** Exercise aim **
In the lines below, find how many contain the word "graph" and report that figure alone.

** Data shown **
┄┄┄┄┄┄┄┄┄┄┄┄┄┄┄┄┄┄┄┄
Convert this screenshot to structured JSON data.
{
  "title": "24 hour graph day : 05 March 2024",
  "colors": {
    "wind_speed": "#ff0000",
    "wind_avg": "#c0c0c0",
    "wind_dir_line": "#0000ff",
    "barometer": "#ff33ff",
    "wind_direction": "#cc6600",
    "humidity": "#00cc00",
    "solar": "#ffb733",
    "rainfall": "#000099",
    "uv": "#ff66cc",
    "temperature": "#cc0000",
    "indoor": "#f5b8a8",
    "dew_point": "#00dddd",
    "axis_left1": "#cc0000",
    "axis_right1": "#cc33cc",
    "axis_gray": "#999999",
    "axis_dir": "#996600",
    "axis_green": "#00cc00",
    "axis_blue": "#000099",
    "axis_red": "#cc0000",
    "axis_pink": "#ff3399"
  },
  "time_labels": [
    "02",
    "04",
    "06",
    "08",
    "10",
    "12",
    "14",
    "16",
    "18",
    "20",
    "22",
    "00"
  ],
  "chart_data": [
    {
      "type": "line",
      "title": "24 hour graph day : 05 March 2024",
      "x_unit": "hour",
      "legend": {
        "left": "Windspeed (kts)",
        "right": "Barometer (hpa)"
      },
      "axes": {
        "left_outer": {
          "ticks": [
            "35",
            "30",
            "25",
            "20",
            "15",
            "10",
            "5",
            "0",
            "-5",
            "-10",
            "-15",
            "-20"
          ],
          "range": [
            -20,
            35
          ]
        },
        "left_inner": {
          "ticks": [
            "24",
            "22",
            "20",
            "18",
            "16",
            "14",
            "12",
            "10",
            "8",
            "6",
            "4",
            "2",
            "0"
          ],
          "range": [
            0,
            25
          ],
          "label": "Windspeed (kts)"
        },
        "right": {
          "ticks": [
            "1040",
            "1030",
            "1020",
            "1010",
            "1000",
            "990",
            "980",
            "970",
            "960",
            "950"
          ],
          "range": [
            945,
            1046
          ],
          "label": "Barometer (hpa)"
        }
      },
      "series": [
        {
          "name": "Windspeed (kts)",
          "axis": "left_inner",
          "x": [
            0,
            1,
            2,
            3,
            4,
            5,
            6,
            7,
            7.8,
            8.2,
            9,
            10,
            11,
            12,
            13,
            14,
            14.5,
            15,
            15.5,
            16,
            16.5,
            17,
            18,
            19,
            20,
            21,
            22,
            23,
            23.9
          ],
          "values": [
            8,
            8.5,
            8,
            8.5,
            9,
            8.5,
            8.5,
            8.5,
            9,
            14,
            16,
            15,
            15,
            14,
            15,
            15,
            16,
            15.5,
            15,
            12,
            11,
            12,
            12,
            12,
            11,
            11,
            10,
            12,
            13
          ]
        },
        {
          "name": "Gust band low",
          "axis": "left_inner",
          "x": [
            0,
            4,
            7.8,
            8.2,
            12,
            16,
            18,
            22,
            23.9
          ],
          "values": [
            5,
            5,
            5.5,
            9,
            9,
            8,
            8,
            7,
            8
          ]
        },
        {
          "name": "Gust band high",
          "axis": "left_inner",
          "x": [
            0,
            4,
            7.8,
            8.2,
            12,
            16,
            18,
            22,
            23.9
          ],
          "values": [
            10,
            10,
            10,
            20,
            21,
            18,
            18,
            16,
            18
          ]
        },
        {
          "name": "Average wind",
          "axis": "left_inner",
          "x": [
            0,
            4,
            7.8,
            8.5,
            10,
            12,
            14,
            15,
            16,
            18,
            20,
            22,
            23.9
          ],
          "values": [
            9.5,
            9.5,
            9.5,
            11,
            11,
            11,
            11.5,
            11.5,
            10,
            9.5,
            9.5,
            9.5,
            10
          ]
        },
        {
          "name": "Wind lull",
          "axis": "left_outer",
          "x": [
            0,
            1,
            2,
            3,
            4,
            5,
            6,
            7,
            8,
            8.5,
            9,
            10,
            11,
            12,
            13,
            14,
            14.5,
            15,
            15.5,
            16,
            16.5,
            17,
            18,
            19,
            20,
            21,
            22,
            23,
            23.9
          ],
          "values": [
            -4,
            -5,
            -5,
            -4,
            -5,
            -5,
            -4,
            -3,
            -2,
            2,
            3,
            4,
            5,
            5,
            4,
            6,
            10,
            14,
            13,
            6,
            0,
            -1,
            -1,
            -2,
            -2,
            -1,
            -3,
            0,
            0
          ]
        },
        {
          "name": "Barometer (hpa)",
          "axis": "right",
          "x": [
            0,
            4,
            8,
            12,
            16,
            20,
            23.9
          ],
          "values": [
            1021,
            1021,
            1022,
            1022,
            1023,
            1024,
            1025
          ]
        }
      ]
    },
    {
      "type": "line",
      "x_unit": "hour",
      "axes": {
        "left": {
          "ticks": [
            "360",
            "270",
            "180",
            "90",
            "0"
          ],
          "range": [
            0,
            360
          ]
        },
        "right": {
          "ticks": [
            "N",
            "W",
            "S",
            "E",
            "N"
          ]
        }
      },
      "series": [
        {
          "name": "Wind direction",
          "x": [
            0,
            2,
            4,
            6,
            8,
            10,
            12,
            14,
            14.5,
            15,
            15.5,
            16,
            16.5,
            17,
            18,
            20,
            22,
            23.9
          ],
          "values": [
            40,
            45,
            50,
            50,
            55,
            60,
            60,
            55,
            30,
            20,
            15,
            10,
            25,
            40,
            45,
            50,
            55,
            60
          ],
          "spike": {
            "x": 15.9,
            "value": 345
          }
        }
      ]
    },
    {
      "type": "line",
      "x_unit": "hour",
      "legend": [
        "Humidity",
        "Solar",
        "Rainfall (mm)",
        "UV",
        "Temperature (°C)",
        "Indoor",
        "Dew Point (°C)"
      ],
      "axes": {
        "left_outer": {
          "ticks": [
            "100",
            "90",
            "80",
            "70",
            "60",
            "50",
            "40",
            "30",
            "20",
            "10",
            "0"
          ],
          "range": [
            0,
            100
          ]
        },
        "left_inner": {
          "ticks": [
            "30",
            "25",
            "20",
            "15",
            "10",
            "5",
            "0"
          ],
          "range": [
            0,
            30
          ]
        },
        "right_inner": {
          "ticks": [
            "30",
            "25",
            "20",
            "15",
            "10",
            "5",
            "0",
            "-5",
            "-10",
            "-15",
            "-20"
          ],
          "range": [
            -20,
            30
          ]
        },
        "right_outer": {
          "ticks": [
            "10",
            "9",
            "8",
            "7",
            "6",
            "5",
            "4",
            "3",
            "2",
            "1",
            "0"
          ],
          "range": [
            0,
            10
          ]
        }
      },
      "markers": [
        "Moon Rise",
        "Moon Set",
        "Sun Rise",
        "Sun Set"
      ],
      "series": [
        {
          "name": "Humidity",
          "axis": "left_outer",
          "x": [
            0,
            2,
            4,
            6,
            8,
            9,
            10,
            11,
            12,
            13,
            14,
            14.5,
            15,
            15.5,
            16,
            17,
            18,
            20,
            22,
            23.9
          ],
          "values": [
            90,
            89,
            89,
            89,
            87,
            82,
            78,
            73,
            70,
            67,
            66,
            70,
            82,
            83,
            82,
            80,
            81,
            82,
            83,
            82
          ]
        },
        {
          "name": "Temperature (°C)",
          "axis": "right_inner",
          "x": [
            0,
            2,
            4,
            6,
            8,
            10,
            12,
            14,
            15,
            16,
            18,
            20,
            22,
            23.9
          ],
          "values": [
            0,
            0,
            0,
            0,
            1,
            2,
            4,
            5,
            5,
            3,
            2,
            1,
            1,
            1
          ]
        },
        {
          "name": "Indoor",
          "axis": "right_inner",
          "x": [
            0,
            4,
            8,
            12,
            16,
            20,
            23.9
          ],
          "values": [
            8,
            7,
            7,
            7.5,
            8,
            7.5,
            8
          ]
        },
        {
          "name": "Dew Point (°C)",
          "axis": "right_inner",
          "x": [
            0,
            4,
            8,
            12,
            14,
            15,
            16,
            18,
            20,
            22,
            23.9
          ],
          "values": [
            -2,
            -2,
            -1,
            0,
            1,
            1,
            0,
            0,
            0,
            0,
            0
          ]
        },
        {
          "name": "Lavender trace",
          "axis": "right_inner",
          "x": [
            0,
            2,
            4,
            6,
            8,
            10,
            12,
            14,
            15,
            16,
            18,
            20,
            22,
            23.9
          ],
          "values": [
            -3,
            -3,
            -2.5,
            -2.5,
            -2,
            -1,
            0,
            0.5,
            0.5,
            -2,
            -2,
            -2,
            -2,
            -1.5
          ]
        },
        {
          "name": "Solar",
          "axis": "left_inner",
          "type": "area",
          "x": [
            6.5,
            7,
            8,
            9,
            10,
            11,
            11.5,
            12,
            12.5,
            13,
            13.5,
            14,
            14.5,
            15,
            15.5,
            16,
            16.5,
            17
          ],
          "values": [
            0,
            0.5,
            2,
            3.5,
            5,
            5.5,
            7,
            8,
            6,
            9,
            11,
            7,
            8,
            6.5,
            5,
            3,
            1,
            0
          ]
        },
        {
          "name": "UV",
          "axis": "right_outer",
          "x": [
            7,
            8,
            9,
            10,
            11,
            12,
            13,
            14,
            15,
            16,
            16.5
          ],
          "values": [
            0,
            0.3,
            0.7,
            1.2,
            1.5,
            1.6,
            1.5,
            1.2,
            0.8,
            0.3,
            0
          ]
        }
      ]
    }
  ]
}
┄┄┄┄┄┄┄┄┄┄┄┄┄┄┄┄┄┄┄┄
** Response to the task **
2